Exercise task »
Your answer should be a single number: the count of lines in the material below that hold "древнеримский".

(Dataset records)
-*-*-

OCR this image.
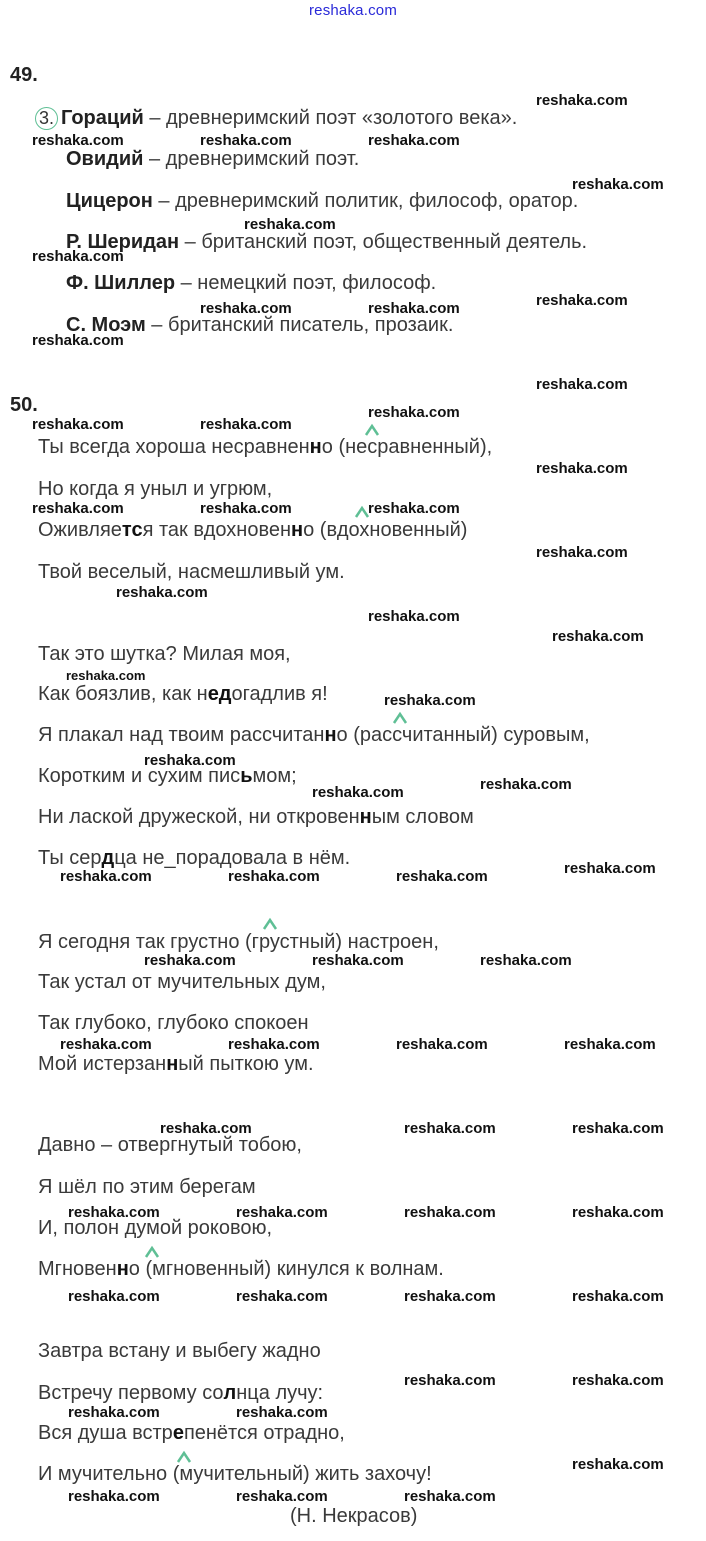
reshaka.com
49.
3. Гораций – древнеримский поэт «золотого века».
Овидий – древнеримский поэт.
Цицерон – древнеримский политик, философ, оратор.
Р. Шеридан – британский поэт, общественный деятель.
Ф. Шиллер – немецкий поэт, философ.
С. Моэм – британский писатель, прозаик.
50.
Ты всегда хороша несравненно (несравненный),
Но когда я уныл и угрюм,
Оживляется так вдохновенно (вдохновенный)
Твой веселый, насмешливый ум.
Так это шутка? Милая моя,
Как боязлив, как недогадлив я!
Я плакал над твоим рассчитанно (рассчитанный) суровым,
Коротким и сухим письмом;
Ни лаской дружеской, ни откровенным словом
Ты сердца не_порадовала в нём.
Я сегодня так грустно (грустный) настроен,
Так устал от мучительных дум,
Так глубоко, глубоко спокоен
Мой истерзанный пыткою ум.
Давно – отвергнутый тобою,
Я шёл по этим берегам
И, полон думой роковою,
Мгновенно (мгновенный) кинулся к волнам.
Завтра встану и выбегу жадно
Встречу первому солнца лучу:
Вся душа встрепенётся отрадно,
И мучительно (мучительный) жить захочу!
(Н. Некрасов)
reshaka.com
reshaka.com	reshaka.com	reshaka.com
reshaka.com
reshaka.com
reshaka.com
reshaka.com
reshaka.com	reshaka.com
reshaka.com
reshaka.com
reshaka.com
reshaka.com	reshaka.com
reshaka.com
reshaka.com	reshaka.com	reshaka.com
reshaka.com
reshaka.com
reshaka.com
reshaka.com
reshaka.com
reshaka.com
reshaka.com
reshaka.com
reshaka.com
reshaka.com
reshaka.com	reshaka.com	reshaka.com
reshaka.com	reshaka.com	reshaka.com
reshaka.com	reshaka.com	reshaka.com	reshaka.com
reshaka.com	reshaka.com	reshaka.com
reshaka.com	reshaka.com	reshaka.com	reshaka.com
reshaka.com	reshaka.com	reshaka.com	reshaka.com
reshaka.com	reshaka.com
reshaka.com	reshaka.com
reshaka.com
reshaka.com	reshaka.com	reshaka.com
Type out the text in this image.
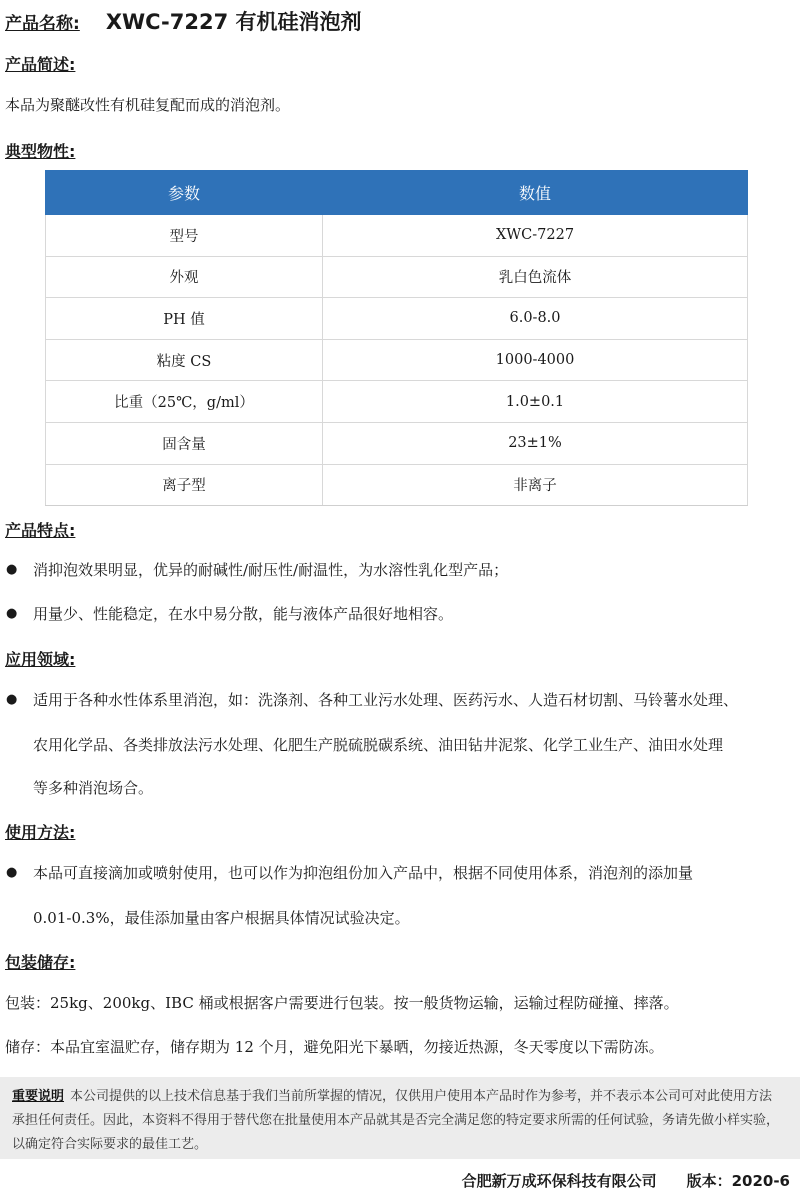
产品名称: XWC-7227 有机硅消泡剂
产品简述:
本品为聚醚改性有机硅复配而成的消泡剂。
典型物性:
参数	数值
型号	XWC-7227
外观	乳白色流体
PH 值	6.0-8.0
粘度 CS	1000-4000
比重（25℃，g/ml）	1.0±0.1
固含量	23±1%
离子型	非离子
产品特点:
● 消抑泡效果明显，优异的耐碱性/耐压性/耐温性，为水溶性乳化型产品；
● 用量少、性能稳定，在水中易分散，能与液体产品很好地相容。
应用领域:
● 适用于各种水性体系里消泡，如：洗涤剂、各种工业污水处理、医药污水、人造石材切割、马铃薯水处理、
农用化学品、各类排放法污水处理、化肥生产脱硫脱碳系统、油田钻井泥浆、化学工业生产、油田水处理
等多种消泡场合。
使用方法:
● 本品可直接滴加或喷射使用，也可以作为抑泡组份加入产品中，根据不同使用体系，消泡剂的添加量
0.01-0.3%，最佳添加量由客户根据具体情况试验决定。
包装储存:
包装：25kg、200kg、IBC 桶或根据客户需要进行包装。按一般货物运输，运输过程防碰撞、摔落。
储存：本品宜室温贮存，储存期为 12 个月，避免阳光下暴晒，勿接近热源，冬天零度以下需防冻。
重要说明 本公司提供的以上技术信息基于我们当前所掌握的情况，仅供用户使用本产品时作为参考，并不表示本公司可对此使用方法承担任何责任。因此，本资料不得用于替代您在批量使用本产品就其是否完全满足您的特定要求所需的任何试验，务请先做小样实验，以确定符合实际要求的最佳工艺。
合肥新万成环保科技有限公司 版本：2020-6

-*-*-

Finished task »
3